Instruction ▸ Reproduce each line bearing the word "period".

Entries provided ▸
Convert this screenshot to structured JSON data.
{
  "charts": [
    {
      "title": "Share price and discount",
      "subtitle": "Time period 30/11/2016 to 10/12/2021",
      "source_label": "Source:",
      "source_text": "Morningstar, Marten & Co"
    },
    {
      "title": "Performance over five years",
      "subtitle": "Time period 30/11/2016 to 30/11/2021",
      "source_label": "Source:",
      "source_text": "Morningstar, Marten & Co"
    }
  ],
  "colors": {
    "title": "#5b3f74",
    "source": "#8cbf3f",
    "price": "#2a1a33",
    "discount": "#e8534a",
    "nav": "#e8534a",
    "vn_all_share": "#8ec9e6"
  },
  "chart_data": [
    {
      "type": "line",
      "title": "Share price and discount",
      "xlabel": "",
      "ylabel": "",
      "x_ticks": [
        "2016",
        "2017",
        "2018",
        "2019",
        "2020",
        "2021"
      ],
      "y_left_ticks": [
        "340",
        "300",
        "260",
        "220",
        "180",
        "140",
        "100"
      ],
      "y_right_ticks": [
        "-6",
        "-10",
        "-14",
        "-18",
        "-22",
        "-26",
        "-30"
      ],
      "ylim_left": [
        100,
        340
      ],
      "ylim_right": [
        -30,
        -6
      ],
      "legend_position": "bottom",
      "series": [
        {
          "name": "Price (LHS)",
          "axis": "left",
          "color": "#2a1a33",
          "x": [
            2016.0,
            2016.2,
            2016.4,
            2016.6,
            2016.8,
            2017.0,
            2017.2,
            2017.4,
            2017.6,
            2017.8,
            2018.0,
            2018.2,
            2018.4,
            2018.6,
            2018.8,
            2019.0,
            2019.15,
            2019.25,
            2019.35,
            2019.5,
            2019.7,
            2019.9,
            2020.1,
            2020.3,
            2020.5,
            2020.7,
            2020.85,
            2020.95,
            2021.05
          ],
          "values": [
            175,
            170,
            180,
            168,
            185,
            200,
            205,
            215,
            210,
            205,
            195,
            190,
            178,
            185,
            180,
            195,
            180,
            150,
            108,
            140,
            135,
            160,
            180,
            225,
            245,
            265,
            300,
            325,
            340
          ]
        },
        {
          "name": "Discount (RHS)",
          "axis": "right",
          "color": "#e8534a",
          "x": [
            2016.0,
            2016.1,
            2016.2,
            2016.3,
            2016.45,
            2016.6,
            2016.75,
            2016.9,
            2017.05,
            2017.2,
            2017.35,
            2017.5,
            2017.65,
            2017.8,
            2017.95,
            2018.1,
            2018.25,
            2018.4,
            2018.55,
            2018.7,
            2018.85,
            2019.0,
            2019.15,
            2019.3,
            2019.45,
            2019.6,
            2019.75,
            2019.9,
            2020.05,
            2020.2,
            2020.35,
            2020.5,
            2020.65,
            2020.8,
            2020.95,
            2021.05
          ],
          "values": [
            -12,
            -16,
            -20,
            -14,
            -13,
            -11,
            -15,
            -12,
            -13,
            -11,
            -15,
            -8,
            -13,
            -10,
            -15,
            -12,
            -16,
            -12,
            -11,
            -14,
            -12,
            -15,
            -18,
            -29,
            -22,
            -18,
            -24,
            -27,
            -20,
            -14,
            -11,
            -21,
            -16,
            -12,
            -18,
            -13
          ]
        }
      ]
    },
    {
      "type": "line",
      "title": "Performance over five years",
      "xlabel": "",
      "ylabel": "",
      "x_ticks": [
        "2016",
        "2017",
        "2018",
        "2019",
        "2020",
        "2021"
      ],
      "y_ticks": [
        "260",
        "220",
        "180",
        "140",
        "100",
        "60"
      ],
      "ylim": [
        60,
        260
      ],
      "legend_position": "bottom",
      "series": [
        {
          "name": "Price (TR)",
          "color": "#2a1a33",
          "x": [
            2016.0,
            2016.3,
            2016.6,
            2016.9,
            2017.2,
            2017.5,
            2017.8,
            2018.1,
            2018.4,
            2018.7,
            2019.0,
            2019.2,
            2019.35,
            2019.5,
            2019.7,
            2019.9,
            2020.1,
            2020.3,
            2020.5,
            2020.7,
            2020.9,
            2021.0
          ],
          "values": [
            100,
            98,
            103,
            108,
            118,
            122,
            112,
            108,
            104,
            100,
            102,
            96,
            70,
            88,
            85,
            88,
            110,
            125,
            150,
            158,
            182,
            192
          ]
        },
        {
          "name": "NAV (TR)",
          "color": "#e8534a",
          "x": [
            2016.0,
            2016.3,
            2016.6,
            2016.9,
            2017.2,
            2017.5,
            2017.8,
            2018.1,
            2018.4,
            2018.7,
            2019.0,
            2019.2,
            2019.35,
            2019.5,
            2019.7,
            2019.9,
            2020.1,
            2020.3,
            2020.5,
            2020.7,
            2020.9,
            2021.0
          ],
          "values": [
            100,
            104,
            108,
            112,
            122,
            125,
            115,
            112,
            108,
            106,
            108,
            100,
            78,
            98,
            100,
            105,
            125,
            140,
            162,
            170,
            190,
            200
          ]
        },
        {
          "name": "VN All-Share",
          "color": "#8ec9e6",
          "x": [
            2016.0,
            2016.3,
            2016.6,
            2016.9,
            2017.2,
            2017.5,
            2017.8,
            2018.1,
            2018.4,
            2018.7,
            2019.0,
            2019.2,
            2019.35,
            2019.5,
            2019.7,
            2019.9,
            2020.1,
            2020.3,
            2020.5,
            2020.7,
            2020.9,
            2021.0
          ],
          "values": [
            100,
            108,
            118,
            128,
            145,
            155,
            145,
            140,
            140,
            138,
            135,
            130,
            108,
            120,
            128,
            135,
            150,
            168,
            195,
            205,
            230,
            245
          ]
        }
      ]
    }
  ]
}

Answer to this exercise ▸
      "subtitle": "Time period 30/11/2016 to 10/12/2021",
      "subtitle": "Time period 30/11/2016 to 30/11/2021",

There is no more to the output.